## What you have to do:
Write out the data below in full, unchanged, minus the images.

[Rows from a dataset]
_____
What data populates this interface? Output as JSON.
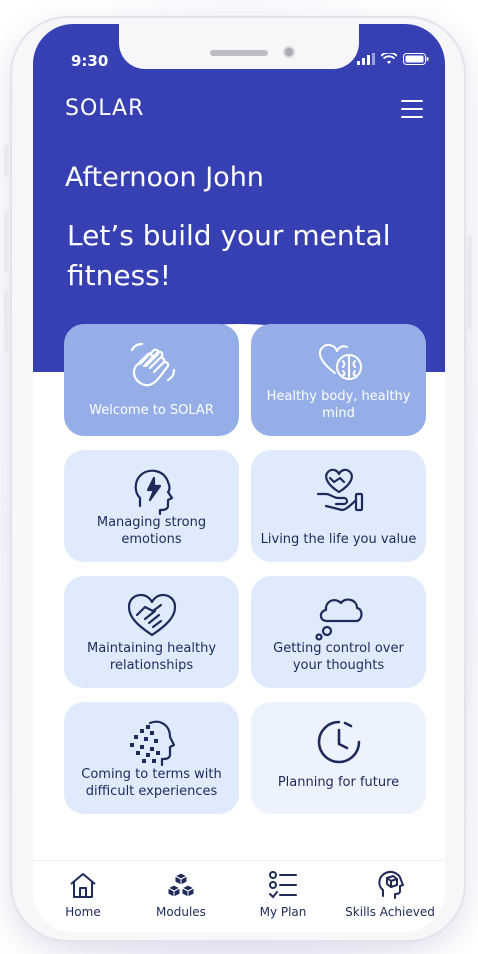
{
  "status_bar": {
    "time": "9:30"
  },
  "app": {
    "brand": "SOLAR"
  },
  "hero": {
    "greeting": "Afternoon John",
    "headline": "Let’s build your mental fitness!"
  },
  "modules": [
    {
      "label": "Welcome to SOLAR",
      "icon": "waving-hand-icon"
    },
    {
      "label": "Healthy body, healthy mind",
      "icon": "heart-brain-icon"
    },
    {
      "label": "Managing strong emotions",
      "icon": "head-lightning-icon"
    },
    {
      "label": "Living the life you value",
      "icon": "heart-in-hand-icon"
    },
    {
      "label": "Maintaining healthy relationships",
      "icon": "heart-handshake-icon"
    },
    {
      "label": "Getting control over your thoughts",
      "icon": "thought-cloud-icon"
    },
    {
      "label": "Coming to terms with difficult experiences",
      "icon": "pixelated-head-icon"
    },
    {
      "label": "Planning for future",
      "icon": "clock-icon"
    }
  ],
  "tab_bar": {
    "home": "Home",
    "modules": "Modules",
    "my_plan": "My Plan",
    "skills": "Skills Achieved"
  },
  "colors": {
    "hero_blue": "#3640b2",
    "card_highlight": "#95aee8",
    "card_light": "#dfeafc",
    "text_dark": "#1e2a5a"
  }
}
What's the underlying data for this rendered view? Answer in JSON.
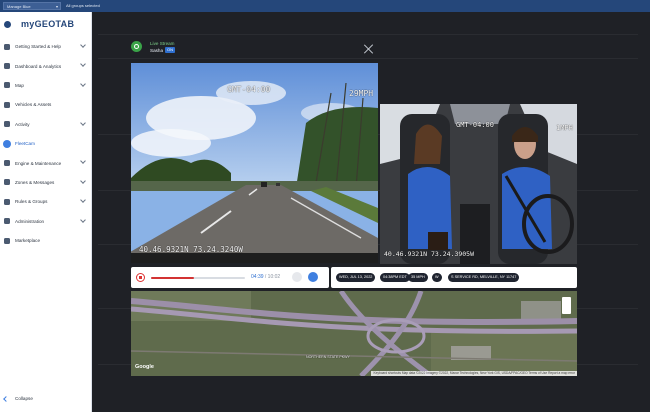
{
  "header": {
    "database": "Manage Blue",
    "groups_filter": "All groups selected"
  },
  "brand": {
    "logo": "myGEOTAB",
    "color": "#25477a"
  },
  "sidebar": {
    "items": [
      {
        "label": "Getting Started & Help",
        "icon": "help-icon",
        "has_children": true
      },
      {
        "label": "Dashboard & Analytics",
        "icon": "dashboard-icon",
        "has_children": true
      },
      {
        "label": "Map",
        "icon": "map-icon",
        "has_children": true
      },
      {
        "label": "Vehicles & Assets",
        "icon": "truck-icon",
        "has_children": false
      },
      {
        "label": "Activity",
        "icon": "activity-icon",
        "has_children": true
      },
      {
        "label": "FleetCam",
        "icon": "camera-icon",
        "has_children": false,
        "active": true
      },
      {
        "label": "Engine & Maintenance",
        "icon": "wrench-icon",
        "has_children": true
      },
      {
        "label": "Zones & Messages",
        "icon": "zone-icon",
        "has_children": true
      },
      {
        "label": "Rules & Groups",
        "icon": "rules-icon",
        "has_children": true
      },
      {
        "label": "Administration",
        "icon": "gear-icon",
        "has_children": true
      },
      {
        "label": "Marketplace",
        "icon": "marketplace-icon",
        "has_children": false
      }
    ],
    "collapse_label": "Collapse",
    "active_color": "#3f7fe0"
  },
  "modal": {
    "live_label": "Live Stream",
    "driver": "Sasha",
    "driver_badge": "ON",
    "live_color": "#3aa348"
  },
  "road_camera": {
    "timestamp": "GMT-04:00",
    "speed": "29MPH",
    "coordinates": "40.46.9321N 73.24.3240W"
  },
  "cabin_camera": {
    "timestamp": "GMT-04:00",
    "speed": "1MPH",
    "coordinates": "40.46.9321N 73.24.3905W"
  },
  "player": {
    "elapsed": "04:39",
    "total": "/ 10:02",
    "progress": 0.46,
    "progress_color": "#d33333"
  },
  "trip_info": {
    "date": "WED, JUL 13, 2022",
    "time": "04:38PM EDT",
    "speed": "35 MPH",
    "heading": "W",
    "address": "S SERVICE RD, MELVILLE, NY 11747"
  },
  "map": {
    "provider": "Google",
    "attribution": "Keyboard shortcuts   Map data ©2022 Imagery ©2022, Maxar Technologies, New York GIS, USDA/FPAC/GEO   Terms of Use   Report a map error",
    "road_label": "NORTHERN STATE PKWY"
  }
}
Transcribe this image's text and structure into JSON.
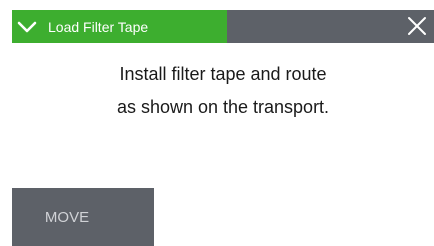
{
  "dialog": {
    "title": "Load Filter Tape",
    "icons": {
      "collapse": "chevron-down-icon",
      "close": "close-icon"
    },
    "message_lines": [
      "Install filter tape and route",
      "as shown on the transport."
    ],
    "move_button_label": "MOVE"
  },
  "colors": {
    "title_tab": "#3dae2f",
    "title_bar": "#5d6168",
    "button": "#5d6168",
    "button_text": "#d0d2d6"
  }
}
_____
## Response:
What data populates this interface? Output as JSON.
{
  "status_bar": {
    "time": "9:30"
  },
  "app": {
    "brand": "SOLAR"
  },
  "hero": {
    "greeting": "Afternoon John",
    "headline": "Let’s build your mental fitness!"
  },
  "modules": [
    {
      "label": "Welcome to SOLAR",
      "icon": "waving-hand-icon"
    },
    {
      "label": "Healthy body, healthy mind",
      "icon": "heart-brain-icon"
    },
    {
      "label": "Managing strong emotions",
      "icon": "head-lightning-icon"
    },
    {
      "label": "Living the life you value",
      "icon": "heart-in-hand-icon"
    },
    {
      "label": "Maintaining healthy relationships",
      "icon": "heart-handshake-icon"
    },
    {
      "label": "Getting control over your thoughts",
      "icon": "thought-cloud-icon"
    },
    {
      "label": "Coming to terms with difficult experiences",
      "icon": "pixelated-head-icon"
    },
    {
      "label": "Planning for future",
      "icon": "clock-icon"
    }
  ],
  "tab_bar": {
    "home": "Home",
    "modules": "Modules",
    "my_plan": "My Plan",
    "skills": "Skills Achieved"
  },
  "colors": {
    "hero_blue": "#3640b2",
    "card_highlight": "#95aee8",
    "card_light": "#dfeafc",
    "text_dark": "#1e2a5a"
  }
}
What's the underlying data for this rendered view? Answer in JSON.
{
  "header": {
    "database": "Manage Blue",
    "groups_filter": "All groups selected"
  },
  "brand": {
    "logo": "myGEOTAB",
    "color": "#25477a"
  },
  "sidebar": {
    "items": [
      {
        "label": "Getting Started & Help",
        "icon": "help-icon",
        "has_children": true
      },
      {
        "label": "Dashboard & Analytics",
        "icon": "dashboard-icon",
        "has_children": true
      },
      {
        "label": "Map",
        "icon": "map-icon",
        "has_children": true
      },
      {
        "label": "Vehicles & Assets",
        "icon": "truck-icon",
        "has_children": false
      },
      {
        "label": "Activity",
        "icon": "activity-icon",
        "has_children": true
      },
      {
        "label": "FleetCam",
        "icon": "camera-icon",
        "has_children": false,
        "active": true
      },
      {
        "label": "Engine & Maintenance",
        "icon": "wrench-icon",
        "has_children": true
      },
      {
        "label": "Zones & Messages",
        "icon": "zone-icon",
        "has_children": true
      },
      {
        "label": "Rules & Groups",
        "icon": "rules-icon",
        "has_children": true
      },
      {
        "label": "Administration",
        "icon": "gear-icon",
        "has_children": true
      },
      {
        "label": "Marketplace",
        "icon": "marketplace-icon",
        "has_children": false
      }
    ],
    "collapse_label": "Collapse",
    "active_color": "#3f7fe0"
  },
  "modal": {
    "live_label": "Live Stream",
    "driver": "Sasha",
    "driver_badge": "ON",
    "live_color": "#3aa348"
  },
  "road_camera": {
    "timestamp": "GMT-04:00",
    "speed": "29MPH",
    "coordinates": "40.46.9321N 73.24.3240W"
  },
  "cabin_camera": {
    "timestamp": "GMT-04:00",
    "speed": "1MPH",
    "coordinates": "40.46.9321N 73.24.3905W"
  },
  "player": {
    "elapsed": "04:39",
    "total": "/ 10:02",
    "progress": 0.46,
    "progress_color": "#d33333"
  },
  "trip_info": {
    "date": "WED, JUL 13, 2022",
    "time": "04:38PM EDT",
    "speed": "35 MPH",
    "heading": "W",
    "address": "S SERVICE RD, MELVILLE, NY 11747"
  },
  "map": {
    "provider": "Google",
    "attribution": "Keyboard shortcuts   Map data ©2022 Imagery ©2022, Maxar Technologies, New York GIS, USDA/FPAC/GEO   Terms of Use   Report a map error",
    "road_label": "NORTHERN STATE PKWY"
  }
}
Transcribe this image's text and structure into JSON.
{
  "dialog": {
    "title": "Load Filter Tape",
    "icons": {
      "collapse": "chevron-down-icon",
      "close": "close-icon"
    },
    "message_lines": [
      "Install filter tape and route",
      "as shown on the transport."
    ],
    "move_button_label": "MOVE"
  },
  "colors": {
    "title_tab": "#3dae2f",
    "title_bar": "#5d6168",
    "button": "#5d6168",
    "button_text": "#d0d2d6"
  }
}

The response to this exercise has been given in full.